** START OF DATASET ENTRIES **
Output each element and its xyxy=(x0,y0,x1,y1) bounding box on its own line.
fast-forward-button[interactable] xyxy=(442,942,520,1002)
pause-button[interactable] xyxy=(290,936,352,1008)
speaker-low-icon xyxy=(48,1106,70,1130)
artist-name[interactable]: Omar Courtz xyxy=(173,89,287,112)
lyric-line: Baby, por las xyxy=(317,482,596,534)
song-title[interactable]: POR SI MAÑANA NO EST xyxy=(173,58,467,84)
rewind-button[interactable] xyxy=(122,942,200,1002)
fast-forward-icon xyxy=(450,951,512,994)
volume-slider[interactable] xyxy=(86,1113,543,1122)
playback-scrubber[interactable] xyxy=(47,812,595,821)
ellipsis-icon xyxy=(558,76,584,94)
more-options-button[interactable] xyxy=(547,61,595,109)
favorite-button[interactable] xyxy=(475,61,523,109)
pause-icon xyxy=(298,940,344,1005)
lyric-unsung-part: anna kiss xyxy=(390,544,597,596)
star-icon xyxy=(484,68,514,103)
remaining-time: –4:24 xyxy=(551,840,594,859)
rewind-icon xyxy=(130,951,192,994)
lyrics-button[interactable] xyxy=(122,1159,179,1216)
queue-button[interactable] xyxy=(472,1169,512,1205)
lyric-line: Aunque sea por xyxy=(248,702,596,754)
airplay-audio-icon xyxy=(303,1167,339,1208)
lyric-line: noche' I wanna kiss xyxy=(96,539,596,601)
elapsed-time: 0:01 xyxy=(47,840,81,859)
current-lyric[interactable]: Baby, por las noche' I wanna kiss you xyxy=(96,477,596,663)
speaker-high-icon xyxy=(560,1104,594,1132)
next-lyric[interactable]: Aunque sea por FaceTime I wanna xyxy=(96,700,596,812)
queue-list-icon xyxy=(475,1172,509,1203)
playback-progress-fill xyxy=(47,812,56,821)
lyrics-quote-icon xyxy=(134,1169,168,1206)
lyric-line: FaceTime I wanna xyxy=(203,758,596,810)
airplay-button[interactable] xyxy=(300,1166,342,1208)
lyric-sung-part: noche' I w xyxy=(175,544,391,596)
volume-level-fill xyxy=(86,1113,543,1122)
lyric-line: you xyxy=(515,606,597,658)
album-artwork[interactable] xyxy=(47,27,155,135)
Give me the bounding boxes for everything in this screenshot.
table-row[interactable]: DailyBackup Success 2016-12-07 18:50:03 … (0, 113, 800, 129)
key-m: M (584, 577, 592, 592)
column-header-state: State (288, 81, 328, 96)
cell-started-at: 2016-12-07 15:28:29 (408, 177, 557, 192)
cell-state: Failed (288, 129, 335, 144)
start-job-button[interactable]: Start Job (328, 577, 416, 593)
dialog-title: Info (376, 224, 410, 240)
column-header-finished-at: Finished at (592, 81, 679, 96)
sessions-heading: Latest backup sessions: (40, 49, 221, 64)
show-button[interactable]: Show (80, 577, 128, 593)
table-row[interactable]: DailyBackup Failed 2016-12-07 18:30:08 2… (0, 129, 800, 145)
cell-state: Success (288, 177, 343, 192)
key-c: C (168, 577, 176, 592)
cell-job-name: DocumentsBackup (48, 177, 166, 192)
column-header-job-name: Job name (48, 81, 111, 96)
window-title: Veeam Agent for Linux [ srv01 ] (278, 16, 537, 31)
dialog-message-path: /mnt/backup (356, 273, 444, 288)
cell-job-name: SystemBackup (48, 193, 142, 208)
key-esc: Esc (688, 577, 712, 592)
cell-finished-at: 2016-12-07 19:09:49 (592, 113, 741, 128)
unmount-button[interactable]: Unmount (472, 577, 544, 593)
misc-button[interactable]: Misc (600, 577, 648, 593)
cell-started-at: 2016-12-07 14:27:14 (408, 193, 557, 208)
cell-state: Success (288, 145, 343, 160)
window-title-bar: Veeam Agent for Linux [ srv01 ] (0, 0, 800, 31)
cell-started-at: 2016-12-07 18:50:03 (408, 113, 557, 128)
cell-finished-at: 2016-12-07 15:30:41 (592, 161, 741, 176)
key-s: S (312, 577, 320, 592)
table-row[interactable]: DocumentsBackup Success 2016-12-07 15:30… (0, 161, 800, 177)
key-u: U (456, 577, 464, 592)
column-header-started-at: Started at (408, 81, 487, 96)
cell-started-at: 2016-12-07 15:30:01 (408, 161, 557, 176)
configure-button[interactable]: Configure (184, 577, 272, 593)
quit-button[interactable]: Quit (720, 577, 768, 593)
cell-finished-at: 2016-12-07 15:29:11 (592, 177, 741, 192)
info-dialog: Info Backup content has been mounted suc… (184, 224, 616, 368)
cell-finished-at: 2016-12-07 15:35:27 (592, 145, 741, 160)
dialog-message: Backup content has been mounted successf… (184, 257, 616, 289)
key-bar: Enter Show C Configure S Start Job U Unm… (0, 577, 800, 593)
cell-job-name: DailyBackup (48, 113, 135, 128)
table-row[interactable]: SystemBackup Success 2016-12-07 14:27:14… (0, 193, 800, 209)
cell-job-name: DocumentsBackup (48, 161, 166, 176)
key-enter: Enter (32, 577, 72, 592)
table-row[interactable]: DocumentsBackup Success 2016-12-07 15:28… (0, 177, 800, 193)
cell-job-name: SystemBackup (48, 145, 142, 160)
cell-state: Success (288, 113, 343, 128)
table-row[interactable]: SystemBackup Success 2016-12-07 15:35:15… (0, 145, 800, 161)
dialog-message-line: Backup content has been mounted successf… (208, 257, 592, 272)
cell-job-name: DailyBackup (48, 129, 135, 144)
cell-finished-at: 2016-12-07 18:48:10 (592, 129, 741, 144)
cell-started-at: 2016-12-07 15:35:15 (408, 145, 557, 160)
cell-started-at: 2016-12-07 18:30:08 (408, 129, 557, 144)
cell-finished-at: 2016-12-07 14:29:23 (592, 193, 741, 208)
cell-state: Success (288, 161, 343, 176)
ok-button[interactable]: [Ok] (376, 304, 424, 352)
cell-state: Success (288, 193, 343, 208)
** END OF DATASET ENTRIES **
**GOAL OF THE EXERCISE**
Can you transcribe every one of the lines above, character for character?

**OUTPUT BELOW**
Output each element and its xyxy=(x0,y0,x1,y1) bounding box on its own line.
fast-forward-button[interactable] xyxy=(442,942,520,1002)
pause-button[interactable] xyxy=(290,936,352,1008)
speaker-low-icon xyxy=(48,1106,70,1130)
artist-name[interactable]: Omar Courtz xyxy=(173,89,287,112)
lyric-line: Baby, por las xyxy=(317,482,596,534)
song-title[interactable]: POR SI MAÑANA NO EST xyxy=(173,58,467,84)
rewind-button[interactable] xyxy=(122,942,200,1002)
fast-forward-icon xyxy=(450,951,512,994)
volume-slider[interactable] xyxy=(86,1113,543,1122)
playback-scrubber[interactable] xyxy=(47,812,595,821)
ellipsis-icon xyxy=(558,76,584,94)
more-options-button[interactable] xyxy=(547,61,595,109)
favorite-button[interactable] xyxy=(475,61,523,109)
pause-icon xyxy=(298,940,344,1005)
lyric-unsung-part: anna kiss xyxy=(390,544,597,596)
star-icon xyxy=(484,68,514,103)
remaining-time: –4:24 xyxy=(551,840,594,859)
rewind-icon xyxy=(130,951,192,994)
lyrics-button[interactable] xyxy=(122,1159,179,1216)
queue-button[interactable] xyxy=(472,1169,512,1205)
lyric-line: Aunque sea por xyxy=(248,702,596,754)
airplay-audio-icon xyxy=(303,1167,339,1208)
lyric-line: noche' I wanna kiss xyxy=(96,539,596,601)
elapsed-time: 0:01 xyxy=(47,840,81,859)
current-lyric[interactable]: Baby, por las noche' I wanna kiss you xyxy=(96,477,596,663)
speaker-high-icon xyxy=(560,1104,594,1132)
next-lyric[interactable]: Aunque sea por FaceTime I wanna xyxy=(96,700,596,812)
queue-list-icon xyxy=(475,1172,509,1203)
playback-progress-fill xyxy=(47,812,56,821)
lyrics-quote-icon xyxy=(134,1169,168,1206)
lyric-line: FaceTime I wanna xyxy=(203,758,596,810)
airplay-button[interactable] xyxy=(300,1166,342,1208)
lyric-sung-part: noche' I w xyxy=(175,544,391,596)
volume-level-fill xyxy=(86,1113,543,1122)
lyric-line: you xyxy=(515,606,597,658)
album-artwork[interactable] xyxy=(47,27,155,135)
Give me the bounding boxes for everything in this screenshot.
table-row[interactable]: DailyBackup Success 2016-12-07 18:50:03 … (0, 113, 800, 129)
key-m: M (584, 577, 592, 592)
column-header-state: State (288, 81, 328, 96)
cell-started-at: 2016-12-07 15:28:29 (408, 177, 557, 192)
cell-state: Failed (288, 129, 335, 144)
start-job-button[interactable]: Start Job (328, 577, 416, 593)
dialog-title: Info (376, 224, 410, 240)
column-header-finished-at: Finished at (592, 81, 679, 96)
sessions-heading: Latest backup sessions: (40, 49, 221, 64)
show-button[interactable]: Show (80, 577, 128, 593)
table-row[interactable]: DailyBackup Failed 2016-12-07 18:30:08 2… (0, 129, 800, 145)
cell-state: Success (288, 177, 343, 192)
key-c: C (168, 577, 176, 592)
cell-job-name: DocumentsBackup (48, 177, 166, 192)
column-header-job-name: Job name (48, 81, 111, 96)
window-title: Veeam Agent for Linux [ srv01 ] (278, 16, 537, 31)
dialog-message-path: /mnt/backup (356, 273, 444, 288)
cell-job-name: SystemBackup (48, 193, 142, 208)
key-esc: Esc (688, 577, 712, 592)
cell-finished-at: 2016-12-07 19:09:49 (592, 113, 741, 128)
unmount-button[interactable]: Unmount (472, 577, 544, 593)
misc-button[interactable]: Misc (600, 577, 648, 593)
cell-started-at: 2016-12-07 14:27:14 (408, 193, 557, 208)
cell-state: Success (288, 145, 343, 160)
window-title-bar: Veeam Agent for Linux [ srv01 ] (0, 0, 800, 31)
cell-started-at: 2016-12-07 18:50:03 (408, 113, 557, 128)
cell-finished-at: 2016-12-07 15:30:41 (592, 161, 741, 176)
key-s: S (312, 577, 320, 592)
table-row[interactable]: DocumentsBackup Success 2016-12-07 15:30… (0, 161, 800, 177)
key-u: U (456, 577, 464, 592)
column-header-started-at: Started at (408, 81, 487, 96)
cell-started-at: 2016-12-07 15:30:01 (408, 161, 557, 176)
configure-button[interactable]: Configure (184, 577, 272, 593)
quit-button[interactable]: Quit (720, 577, 768, 593)
cell-finished-at: 2016-12-07 15:29:11 (592, 177, 741, 192)
info-dialog: Info Backup content has been mounted suc… (184, 224, 616, 368)
cell-finished-at: 2016-12-07 15:35:27 (592, 145, 741, 160)
dialog-message: Backup content has been mounted successf… (184, 257, 616, 289)
key-bar: Enter Show C Configure S Start Job U Unm… (0, 577, 800, 593)
cell-job-name: DailyBackup (48, 113, 135, 128)
table-row[interactable]: SystemBackup Success 2016-12-07 14:27:14… (0, 193, 800, 209)
cell-job-name: DocumentsBackup (48, 161, 166, 176)
key-enter: Enter (32, 577, 72, 592)
table-row[interactable]: DocumentsBackup Success 2016-12-07 15:28… (0, 177, 800, 193)
cell-job-name: SystemBackup (48, 145, 142, 160)
cell-state: Success (288, 113, 343, 128)
table-row[interactable]: SystemBackup Success 2016-12-07 15:35:15… (0, 145, 800, 161)
dialog-message-line: Backup content has been mounted successf… (208, 257, 592, 272)
cell-job-name: DailyBackup (48, 129, 135, 144)
cell-finished-at: 2016-12-07 18:48:10 (592, 129, 741, 144)
cell-started-at: 2016-12-07 15:35:15 (408, 145, 557, 160)
cell-started-at: 2016-12-07 18:30:08 (408, 129, 557, 144)
cell-finished-at: 2016-12-07 14:29:23 (592, 193, 741, 208)
cell-state: Success (288, 161, 343, 176)
ok-button[interactable]: [Ok] (376, 304, 424, 352)
cell-state: Success (288, 193, 343, 208)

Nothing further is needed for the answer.